思考练习
• A. 请将节选中以"申请人长期研究离子通道功能异常"开头的中文段落改写成简短的要点列表，并保留其主要事实。
• B. 根据节选中的中文段落，回答下列问题：
(i) 与自闭症相关的BK通道被发现存在于何处？
(ii) 申请人主持了几项国家自然科学基金？
(iii) 本项目中申报人将创立哪两种技术？

申请人长期研究离子通道功能异常在自闭症发病机制中的作用。主要学术成绩包括：1）首次发现自闭症的产生与L-型钙通道异常的构象信号相关，揭示了自闭症发生的新机制—构象信号异常；成果以共同第一作者（排名第一）发表于Science。2）首次发现与自闭症相关的BK 通道存在于神经元细胞核膜，揭示了自闭症发病的新机制—核膜机制；成果以第一作者发表于Nat Neurosci。3）发现与自闭症相关的KATP通道的新功能—调控线粒体ROS释放及ERK激活；成果发表于Carcinogenesis和Mol Neurobiol。主持国家自然科学基金2项，广东省杰出青年基金1项，获FASEB会议奖学金及最佳论文奖。本项目中，申报人将创立光控蛋白降解技术和光控特异性激活技术，并以此阐明细胞不同部位L-型钙通道功能改变对基因表达的调控及其在自闭症中的作用，提出自闭症新的发病机制；为其它离子通道研究提供新的研究手段。

The applicant has been working on the roles of ion channel dysfunction in the etiology of autism for years. The main achievements include: 1) establish the relationship between autism and abnormal conformational signal of L-type calcium channels, reveal the new mechanism of autism---abnormal conformational signal. The findings have been published in Science as first co-first author. 2) Discover the existence of autism-related ion channel (BK channel) on the nuclear envelope, reveal the new mechanism of autism---nuclear envelope mechanism. The findings have been published in Nature Neuroscience. 3) Find the new function of the autism-related KATP channel--regulating ROS release and ERK activation. The findings have been published in Carcinogenesis and Molecular Neurobiology. As principle investigator, the applicant has been funded by two grants from NSFC, one grant for Distinguished Young Scholar from Guangdong Natural Science Foundation, and has been awarded with scholarship and best presentation award from FASEB. In the current application, the applicant will develop new techniques of "opto-protein degradation" and "opto-activation", and try to reveal the different roles of subcellular L-type calcium channels in the regulation of gene expression and etiology of autism. This study will help provide new molecular mechanisms and new therapeutic strategies for autism. Meanwhile, the new methods in the current study will provide new tools for functional studies of other ion channels.

数据摘录
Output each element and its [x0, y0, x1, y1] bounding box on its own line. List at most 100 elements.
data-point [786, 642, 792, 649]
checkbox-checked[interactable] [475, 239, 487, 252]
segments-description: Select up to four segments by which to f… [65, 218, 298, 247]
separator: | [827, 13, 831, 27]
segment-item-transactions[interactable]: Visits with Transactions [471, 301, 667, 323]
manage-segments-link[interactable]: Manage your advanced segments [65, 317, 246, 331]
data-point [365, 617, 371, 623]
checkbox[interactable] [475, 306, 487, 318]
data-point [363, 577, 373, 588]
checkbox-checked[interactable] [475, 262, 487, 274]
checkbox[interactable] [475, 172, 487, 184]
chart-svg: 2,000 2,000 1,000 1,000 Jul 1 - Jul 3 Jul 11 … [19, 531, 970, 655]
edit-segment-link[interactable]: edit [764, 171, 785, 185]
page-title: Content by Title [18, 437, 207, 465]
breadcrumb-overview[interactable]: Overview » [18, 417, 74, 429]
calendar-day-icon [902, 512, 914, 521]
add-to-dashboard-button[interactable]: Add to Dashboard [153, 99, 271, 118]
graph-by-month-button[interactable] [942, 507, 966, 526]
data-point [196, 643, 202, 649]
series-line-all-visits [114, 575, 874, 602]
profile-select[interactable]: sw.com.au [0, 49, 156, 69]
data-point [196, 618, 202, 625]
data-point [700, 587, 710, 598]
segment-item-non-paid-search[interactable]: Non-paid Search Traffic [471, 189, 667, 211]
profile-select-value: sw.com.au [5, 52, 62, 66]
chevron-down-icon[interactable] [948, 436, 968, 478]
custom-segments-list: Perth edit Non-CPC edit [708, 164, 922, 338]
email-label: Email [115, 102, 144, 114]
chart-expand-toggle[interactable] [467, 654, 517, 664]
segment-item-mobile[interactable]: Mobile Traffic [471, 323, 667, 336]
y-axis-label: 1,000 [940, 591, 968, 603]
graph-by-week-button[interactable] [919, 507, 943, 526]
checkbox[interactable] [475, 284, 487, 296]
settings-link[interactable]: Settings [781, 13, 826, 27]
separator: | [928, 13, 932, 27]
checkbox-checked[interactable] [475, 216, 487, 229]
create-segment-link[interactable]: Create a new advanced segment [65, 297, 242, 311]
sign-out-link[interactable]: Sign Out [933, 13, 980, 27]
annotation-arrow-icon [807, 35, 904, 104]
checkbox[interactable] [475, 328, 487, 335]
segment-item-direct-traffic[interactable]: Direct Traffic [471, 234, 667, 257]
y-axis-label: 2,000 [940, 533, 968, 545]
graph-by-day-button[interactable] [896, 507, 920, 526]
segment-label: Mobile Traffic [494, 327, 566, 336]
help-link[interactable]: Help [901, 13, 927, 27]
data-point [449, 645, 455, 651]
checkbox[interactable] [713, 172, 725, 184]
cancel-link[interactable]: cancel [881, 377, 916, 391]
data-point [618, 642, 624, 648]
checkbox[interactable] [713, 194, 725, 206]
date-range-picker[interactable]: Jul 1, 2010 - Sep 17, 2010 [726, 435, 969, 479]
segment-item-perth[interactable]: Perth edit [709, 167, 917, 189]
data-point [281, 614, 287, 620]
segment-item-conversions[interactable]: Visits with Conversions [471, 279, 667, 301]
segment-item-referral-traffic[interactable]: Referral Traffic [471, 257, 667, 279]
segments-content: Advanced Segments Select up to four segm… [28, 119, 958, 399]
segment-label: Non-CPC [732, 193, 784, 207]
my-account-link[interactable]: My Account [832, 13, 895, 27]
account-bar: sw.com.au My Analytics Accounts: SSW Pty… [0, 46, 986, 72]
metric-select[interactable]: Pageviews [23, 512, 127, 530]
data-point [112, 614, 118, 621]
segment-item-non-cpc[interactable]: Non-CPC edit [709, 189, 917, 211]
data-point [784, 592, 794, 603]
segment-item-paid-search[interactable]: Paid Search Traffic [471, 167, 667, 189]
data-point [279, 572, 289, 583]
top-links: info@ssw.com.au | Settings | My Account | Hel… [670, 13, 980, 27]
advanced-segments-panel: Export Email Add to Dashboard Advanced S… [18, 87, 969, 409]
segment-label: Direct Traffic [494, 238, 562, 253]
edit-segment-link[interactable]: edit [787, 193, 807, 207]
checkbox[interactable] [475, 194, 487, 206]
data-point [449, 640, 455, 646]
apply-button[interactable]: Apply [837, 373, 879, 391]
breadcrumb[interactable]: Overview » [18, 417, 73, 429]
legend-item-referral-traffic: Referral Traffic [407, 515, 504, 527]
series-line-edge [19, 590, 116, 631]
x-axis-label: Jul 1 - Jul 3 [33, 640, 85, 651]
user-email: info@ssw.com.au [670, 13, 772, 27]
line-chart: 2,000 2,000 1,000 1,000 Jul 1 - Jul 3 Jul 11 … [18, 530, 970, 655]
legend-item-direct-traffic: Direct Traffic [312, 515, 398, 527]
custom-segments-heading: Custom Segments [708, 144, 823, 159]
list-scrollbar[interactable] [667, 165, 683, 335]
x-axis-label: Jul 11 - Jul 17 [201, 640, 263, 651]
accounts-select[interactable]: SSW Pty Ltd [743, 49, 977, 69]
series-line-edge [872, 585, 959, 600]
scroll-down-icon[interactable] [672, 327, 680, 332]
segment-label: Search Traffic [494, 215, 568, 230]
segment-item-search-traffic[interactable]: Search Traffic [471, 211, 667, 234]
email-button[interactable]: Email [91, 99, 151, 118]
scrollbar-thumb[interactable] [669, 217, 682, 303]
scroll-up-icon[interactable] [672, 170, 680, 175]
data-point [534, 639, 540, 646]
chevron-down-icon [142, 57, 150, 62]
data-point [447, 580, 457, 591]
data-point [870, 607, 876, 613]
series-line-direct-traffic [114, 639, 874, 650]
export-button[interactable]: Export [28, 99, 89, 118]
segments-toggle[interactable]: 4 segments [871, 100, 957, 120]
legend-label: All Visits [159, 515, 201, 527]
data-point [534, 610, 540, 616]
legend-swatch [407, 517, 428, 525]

书面回答
• A.
- 研究方向：离子通道功能异常在自闭症发病机制中的作用。
- 成果一：首次发现自闭症的产生与L-型钙通道异常的构象信号相关，揭示了"构象信号异常"这一新机制。该成果以共同第一作者（排名第一）身份发表于Science。
- 成果二：首次发现与自闭症相关的BK通道存在于神经元细胞核膜，揭示了"核膜机制"。该成果以第一作者身份发表于Nat Neurosci。
- 成果三：发现与自闭症相关的KATP通道具有调控线粒体ROS释放及ERK激活的新功能。该成果发表于Carcinogenesis和Mol Neurobiol。
- 基金与奖项：主持国家自然科学基金2项、广东省杰出青年基金1项，获FASEB会议奖学金及最佳论文奖。
- 本项目内容：
  - 创立光控蛋白降解技术和光控特异性激活技术。
  - 阐明细胞不同部位L-型钙通道功能改变对基因表达的调控及其在自闭症中的作用。
  - 提出自闭症新的发病机制。
  - 为其它离子通道研究提供新手段。

• B.
(i) 神经元细胞核膜。
(ii) 2项。
(iii) 光控蛋白降解技术和光控特异性激活技术。